■ **Problem to solve**
Reproduce the records below verbatim, from the line containing "cell-issuing-court: MTC Bani, Pangasinan" up to and including the line containing "cell-auth-mc: 2006-146 — [668, 691, 699, 700]".

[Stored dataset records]
START
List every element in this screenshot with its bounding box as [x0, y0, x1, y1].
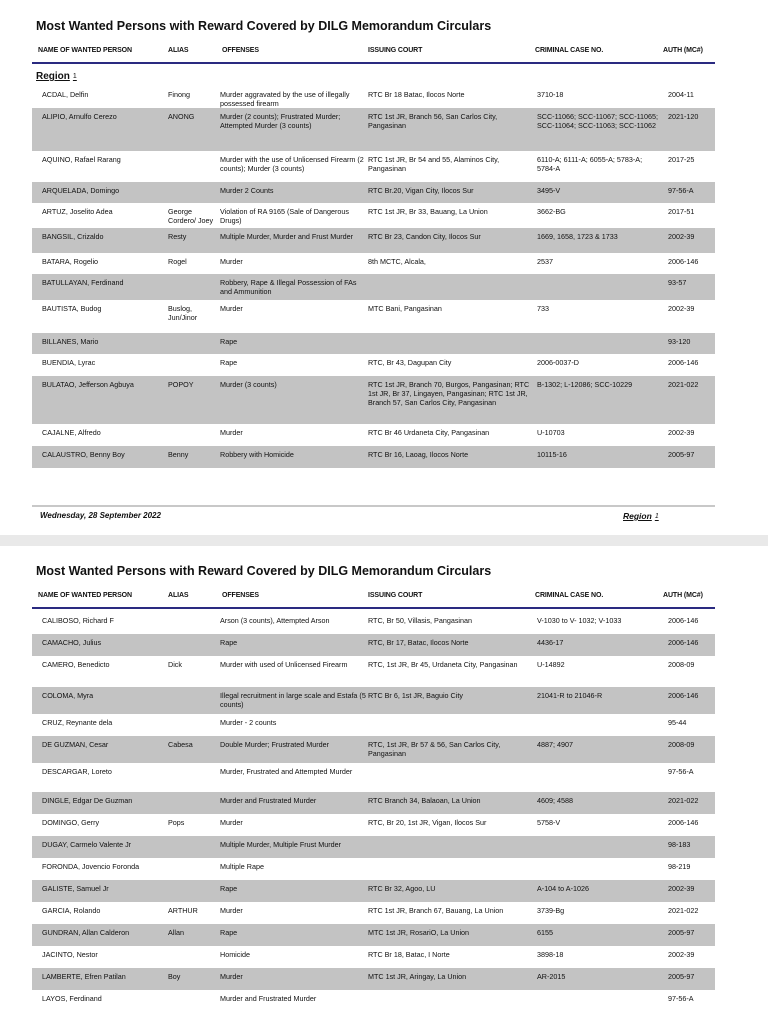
cell-issuing-court: MTC Bani, Pangasinan — [368, 304, 442, 313]
cell-alias: Boy — [168, 972, 181, 981]
cell-offense: Murder 2 Counts — [220, 186, 274, 195]
cell-case-number: 3710-18 — [537, 90, 564, 99]
cell-offense: Murder, Frustrated and Attempted Murder — [220, 767, 353, 776]
cell-auth-mc: 2021-022 — [668, 796, 699, 805]
region-label: Region — [36, 71, 70, 82]
cell-offense: Murder — [220, 257, 243, 266]
table-row — [32, 924, 715, 946]
cell-auth-mc: 2006-146 — [668, 691, 699, 700]
cell-person-name: GUNDRAN, Allan Calderon — [42, 928, 130, 937]
cell-auth-mc: 93-120 — [668, 337, 691, 346]
table-row — [32, 634, 715, 656]
cell-auth-mc: 95-44 — [668, 718, 687, 727]
page-title: Most Wanted Persons with Reward Covered by DILG Memorandum Circulars — [36, 564, 492, 578]
table-row — [32, 182, 715, 203]
cell-person-name: DE GUZMAN, Cesar — [42, 740, 109, 749]
cell-case-number: 733 — [537, 304, 549, 313]
cell-offense: Double Murder; Frustrated Murder — [220, 740, 330, 749]
cell-case-number: 6110-A; 6111-A; 6055-A; 5783-A; 5784-A — [537, 155, 643, 173]
cell-offense: Multiple Murder, Murder and Frust Murder — [220, 232, 354, 241]
cell-auth-mc: 2008-09 — [668, 740, 695, 749]
cell-case-number: 4436-17 — [537, 638, 564, 647]
document-page-2 — [0, 546, 768, 1024]
cell-person-name: BATULLAYAN, Ferdinand — [42, 278, 124, 287]
cell-auth-mc: 2017-25 — [668, 155, 695, 164]
cell-case-number: 3739-Bg — [537, 906, 565, 915]
cell-issuing-court: RTC Br 23, Candon City, Ilocos Sur — [368, 232, 481, 241]
cell-person-name: DUGAY, Carmelo Valente Jr — [42, 840, 132, 849]
cell-offense: Murder — [220, 906, 243, 915]
table-row — [32, 880, 715, 902]
cell-auth-mc: 2005-97 — [668, 928, 695, 937]
cell-case-number: 4887; 4907 — [537, 740, 573, 749]
table-row — [32, 446, 715, 468]
table-row — [32, 612, 715, 634]
table-row — [32, 858, 715, 880]
page-footer — [32, 505, 715, 527]
cell-auth-mc: 2002-39 — [668, 428, 695, 437]
table-row — [32, 902, 715, 924]
header-auth: AUTH (MC#) — [663, 47, 703, 54]
cell-alias: Finong — [168, 90, 190, 99]
cell-alias: Resty — [168, 232, 187, 241]
table-row — [32, 151, 715, 182]
cell-auth-mc: 2006-146 — [668, 638, 699, 647]
cell-auth-mc: 97-56-A — [668, 994, 694, 1003]
cell-offense: Rape — [220, 928, 238, 937]
cell-issuing-court: RTC Br 18 Batac, Ilocos Norte — [368, 90, 465, 99]
table-row — [32, 376, 715, 424]
table-row — [32, 86, 715, 108]
cell-issuing-court: RTC, Br 43, Dagupan City — [368, 358, 452, 367]
cell-auth-mc: 2002-39 — [668, 884, 695, 893]
cell-auth-mc: 2004-11 — [668, 90, 694, 99]
header-auth: AUTH (MC#) — [663, 592, 703, 599]
cell-auth-mc: 2021-022 — [668, 380, 699, 389]
table-row — [32, 424, 715, 446]
cell-offense: Rape — [220, 358, 238, 367]
cell-offense: Rape — [220, 638, 238, 647]
header-issuing-court: ISSUING COURT — [368, 592, 423, 599]
table-row — [32, 714, 715, 736]
cell-person-name: CALIBOSO, Richard F — [42, 616, 114, 625]
cell-person-name: DOMINGO, Gerry — [42, 818, 100, 827]
cell-case-number: AR-2015 — [537, 972, 566, 981]
cell-offense: Murder — [220, 304, 243, 313]
cell-issuing-court: RTC, Br 20, 1st JR, Vigan, Ilocos Sur — [368, 818, 487, 827]
cell-issuing-court: MTC 1st JR, Aringay, La Union — [368, 972, 467, 981]
table-body — [32, 612, 715, 1012]
table-row — [32, 656, 715, 687]
cell-issuing-court: RTC Br 6, 1st JR, Baguio City — [368, 691, 463, 700]
cell-auth-mc: 2005-97 — [668, 450, 695, 459]
table-row — [32, 687, 715, 714]
cell-offense: Murder — [220, 972, 243, 981]
cell-offense: Rape — [220, 337, 238, 346]
footer-region — [623, 511, 659, 521]
header-name: NAME OF WANTED PERSON — [38, 47, 132, 54]
cell-issuing-court: MTC 1st JR, RosariO, La Union — [368, 928, 470, 937]
cell-auth-mc: 93-57 — [668, 278, 687, 287]
cell-case-number: 5758-V — [537, 818, 561, 827]
cell-case-number: 21041-R to 21046-R — [537, 691, 603, 700]
cell-person-name: FORONDA, Jovencio Foronda — [42, 862, 140, 871]
table-row — [32, 333, 715, 354]
cell-person-name: DESCARGAR, Loreto — [42, 767, 112, 776]
cell-case-number: V-1030 to V- 1032; V-1033 — [537, 616, 622, 625]
cell-person-name: ALIPIO, Arnulfo Cerezo — [42, 112, 117, 121]
cell-person-name: ACDAL, Delfin — [42, 90, 89, 99]
cell-offense: Illegal recruitment in large scale and Estafa (5 counts) — [220, 691, 366, 709]
cell-person-name: BULATAO, Jefferson Agbuya — [42, 380, 134, 389]
cell-case-number: U-10703 — [537, 428, 565, 437]
cell-alias: POPOY — [168, 380, 194, 389]
footer-region-number: 1 — [654, 513, 659, 520]
cell-case-number: SCC-11066; SCC-11067; SCC-11065; SCC-11064; SCC-11063; SCC-11062 — [537, 112, 659, 130]
cell-auth-mc: 2002-39 — [668, 950, 695, 959]
cell-auth-mc: 2021-022 — [668, 906, 699, 915]
cell-offense: Murder — [220, 428, 243, 437]
cell-case-number: 2006-0037-D — [537, 358, 579, 367]
table-row — [32, 990, 715, 1012]
cell-issuing-court: RTC Br 46 Urdaneta City, Pangasinan — [368, 428, 490, 437]
cell-case-number: A-104 to A-1026 — [537, 884, 589, 893]
cell-person-name: BATARA, Rogelio — [42, 257, 99, 266]
cell-person-name: CRUZ, Reynante dela — [42, 718, 113, 727]
cell-auth-mc: 98-183 — [668, 840, 691, 849]
cell-case-number: 1669, 1658, 1723 & 1733 — [537, 232, 618, 241]
cell-person-name: DINGLE, Edgar De Guzman — [42, 796, 133, 805]
cell-offense: Murder (3 counts) — [220, 380, 277, 389]
table-row — [32, 968, 715, 990]
table-row — [32, 792, 715, 814]
cell-issuing-court: RTC 1st JR, Br 33, Bauang, La Union — [368, 207, 488, 216]
cell-alias: Buslog, Jun/Jinor — [168, 304, 198, 322]
cell-issuing-court: RTC Br.20, Vigan City, Ilocos Sur — [368, 186, 474, 195]
cell-offense: Murder aggravated by the use of illegally possessed firearm — [220, 90, 350, 108]
cell-case-number: 3898-18 — [537, 950, 564, 959]
cell-person-name: BANGSIL, Crizaldo — [42, 232, 104, 241]
cell-issuing-court: RTC Br 32, Agoo, LU — [368, 884, 436, 893]
cell-offense: Murder — [220, 818, 243, 827]
header-name: NAME OF WANTED PERSON — [38, 592, 132, 599]
table-row — [32, 300, 715, 333]
header-alias: ALIAS — [168, 47, 189, 54]
cell-person-name: BAUTISTA, Budog — [42, 304, 102, 313]
table-header — [32, 45, 715, 64]
cell-person-name: BUENDIA, Lyrac — [42, 358, 96, 367]
cell-auth-mc: 2002-39 — [668, 304, 695, 313]
cell-offense: Murder (2 counts); Frustrated Murder; Attempted Murder (3 counts) — [220, 112, 341, 130]
cell-offense: Murder - 2 counts — [220, 718, 277, 727]
cell-case-number: U-14892 — [537, 660, 565, 669]
page-title: Most Wanted Persons with Reward Covered by DILG Memorandum Circulars — [36, 19, 492, 33]
table-row — [32, 228, 715, 253]
cell-person-name: ARQUELADA, Domingo — [42, 186, 120, 195]
table-body — [32, 86, 715, 468]
cell-issuing-court: RTC 1st JR, Branch 67, Bauang, La Union — [368, 906, 504, 915]
cell-person-name: JACINTO, Nestor — [42, 950, 98, 959]
cell-person-name: CALAUSTRO, Benny Boy — [42, 450, 125, 459]
cell-auth-mc: 2021-120 — [668, 112, 699, 121]
cell-auth-mc: 97-56-A — [668, 186, 694, 195]
cell-auth-mc: 2006-146 — [668, 257, 699, 266]
cell-offense: Murder and Frustrated Murder — [220, 796, 317, 805]
cell-auth-mc: 2008-09 — [668, 660, 695, 669]
cell-issuing-court: RTC, 1st JR, Br 57 & 56, San Carlos City, Pangasinan — [368, 740, 501, 758]
cell-offense: Robbery, Rape & Illegal Possession of FAs and Ammunition — [220, 278, 357, 296]
cell-auth-mc: 2006-146 — [668, 818, 699, 827]
cell-person-name: CAMACHO, Julius — [42, 638, 102, 647]
table-row — [32, 836, 715, 858]
cell-offense: Murder with the use of Unlicensed Firearm (2 counts); Murder (3 counts) — [220, 155, 364, 173]
cell-case-number: 3662-BG — [537, 207, 566, 216]
cell-offense: Murder and Frustrated Murder — [220, 994, 317, 1003]
cell-alias: Allan — [168, 928, 184, 937]
cell-case-number: 4609; 4588 — [537, 796, 573, 805]
cell-alias: ANONG — [168, 112, 195, 121]
header-offenses: OFFENSES — [222, 592, 259, 599]
table-row — [32, 253, 715, 274]
cell-offense: Murder with used of Unlicensed Firearm — [220, 660, 348, 669]
cell-person-name: GALISTE, Samuel Jr — [42, 884, 109, 893]
cell-offense: Arson (3 counts), Attempted Arson — [220, 616, 330, 625]
table-header — [32, 590, 715, 609]
cell-offense: Violation of RA 9165 (Sale of Dangerous Drugs) — [220, 207, 349, 225]
cell-auth-mc: 98-219 — [668, 862, 691, 871]
table-row — [32, 946, 715, 968]
cell-offense: Multiple Rape — [220, 862, 264, 871]
table-row — [32, 763, 715, 792]
cell-case-number: 2537 — [537, 257, 553, 266]
cell-alias: Benny — [168, 450, 189, 459]
cell-person-name: CAJALNE, Alfredo — [42, 428, 101, 437]
cell-alias: Rogel — [168, 257, 187, 266]
cell-auth-mc: 2006-146 — [668, 358, 699, 367]
cell-alias: ARTHUR — [168, 906, 198, 915]
cell-auth-mc: 2006-146 — [668, 616, 699, 625]
cell-alias: Cabesa — [168, 740, 193, 749]
header-alias: ALIAS — [168, 592, 189, 599]
footer-date: Wednesday, 28 September 2022 — [40, 511, 161, 520]
cell-auth-mc: 2017-51 — [668, 207, 695, 216]
cell-person-name: CAMERO, Benedicto — [42, 660, 110, 669]
cell-case-number: B-1302; L-12086; SCC-10229 — [537, 380, 633, 389]
cell-person-name: AQUINO, Rafael Rarang — [42, 155, 121, 164]
header-issuing-court: ISSUING COURT — [368, 47, 423, 54]
cell-issuing-court: RTC Br 18, Batac, I Norte — [368, 950, 450, 959]
cell-issuing-court: RTC 1st JR, Br 54 and 55, Alaminos City, Pangasinan — [368, 155, 500, 173]
cell-issuing-court: RTC, Br 50, Villasis, Pangasinan — [368, 616, 473, 625]
footer-region-label: Region — [623, 511, 652, 521]
cell-offense: Homicide — [220, 950, 250, 959]
cell-offense: Rape — [220, 884, 238, 893]
region-number: 1 — [72, 73, 77, 80]
cell-alias: Pops — [168, 818, 185, 827]
cell-issuing-court: 8th MCTC, Alcala, — [368, 257, 426, 266]
cell-issuing-court: RTC 1st JR, Branch 70, Burgos, Pangasinan; RTC 1st JR, Br 37, Lingayen, Pangasinan; RTC 1st JR, Branch 57, San Carlos City, Pangasinan — [368, 380, 530, 407]
cell-issuing-court: RTC Branch 34, Balaoan, La Union — [368, 796, 481, 805]
cell-case-number: 3495-V — [537, 186, 561, 195]
cell-auth-mc: 97-56-A — [668, 767, 694, 776]
cell-issuing-court: RTC, 1st JR, Br 45, Urdaneta City, Pangasinan — [368, 660, 518, 669]
table-row — [32, 354, 715, 376]
cell-alias: Dick — [168, 660, 182, 669]
cell-issuing-court: RTC Br 16, Laoag, Ilocos Norte — [368, 450, 469, 459]
cell-person-name: LAYOS, Ferdinand — [42, 994, 102, 1003]
cell-person-name: BILLANES, Mario — [42, 337, 99, 346]
cell-offense: Multiple Murder, Multiple Frust Murder — [220, 840, 342, 849]
cell-auth-mc: 2002-39 — [668, 232, 695, 241]
cell-issuing-court: RTC, Br 17, Batac, Ilocos Norte — [368, 638, 469, 647]
cell-person-name: ARTUZ, Joselito Adea — [42, 207, 113, 216]
table-row — [32, 814, 715, 836]
table-row — [32, 203, 715, 228]
cell-person-name: LAMBERTE, Efren Patilan — [42, 972, 126, 981]
header-case-no: CRIMINAL CASE NO. — [535, 592, 604, 599]
cell-case-number: 10115-16 — [537, 450, 567, 459]
header-case-no: CRIMINAL CASE NO. — [535, 47, 604, 54]
table-row — [32, 274, 715, 300]
region-heading — [36, 71, 77, 82]
table-row — [32, 736, 715, 763]
cell-issuing-court: RTC 1st JR, Branch 56, San Carlos City, Pangasinan — [368, 112, 498, 130]
cell-alias: George Cordero/ Joey — [168, 207, 214, 225]
cell-person-name: GARCIA, Rolando — [42, 906, 101, 915]
header-offenses: OFFENSES — [222, 47, 259, 54]
cell-auth-mc: 2005-97 — [668, 972, 695, 981]
cell-offense: Robbery with Homicide — [220, 450, 294, 459]
cell-person-name: COLOMA, Myra — [42, 691, 94, 700]
table-row — [32, 108, 715, 151]
cell-case-number: 6155 — [537, 928, 553, 937]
END
■ **Written solution**
cell-issuing-court: MTC Bani, Pangasinan — [368, 304, 442, 313]
cell-alias: Boy — [168, 972, 181, 981]
cell-offense: Murder 2 Counts — [220, 186, 274, 195]
cell-case-number: 3710-18 — [537, 90, 564, 99]
cell-offense: Murder, Frustrated and Attempted Murder — [220, 767, 353, 776]
cell-auth-mc: 2021-022 — [668, 796, 699, 805]
region-label: Region — [36, 71, 70, 82]
cell-offense: Murder — [220, 257, 243, 266]
table-row — [32, 924, 715, 946]
cell-auth-mc: 2006-146 — [668, 691, 699, 700]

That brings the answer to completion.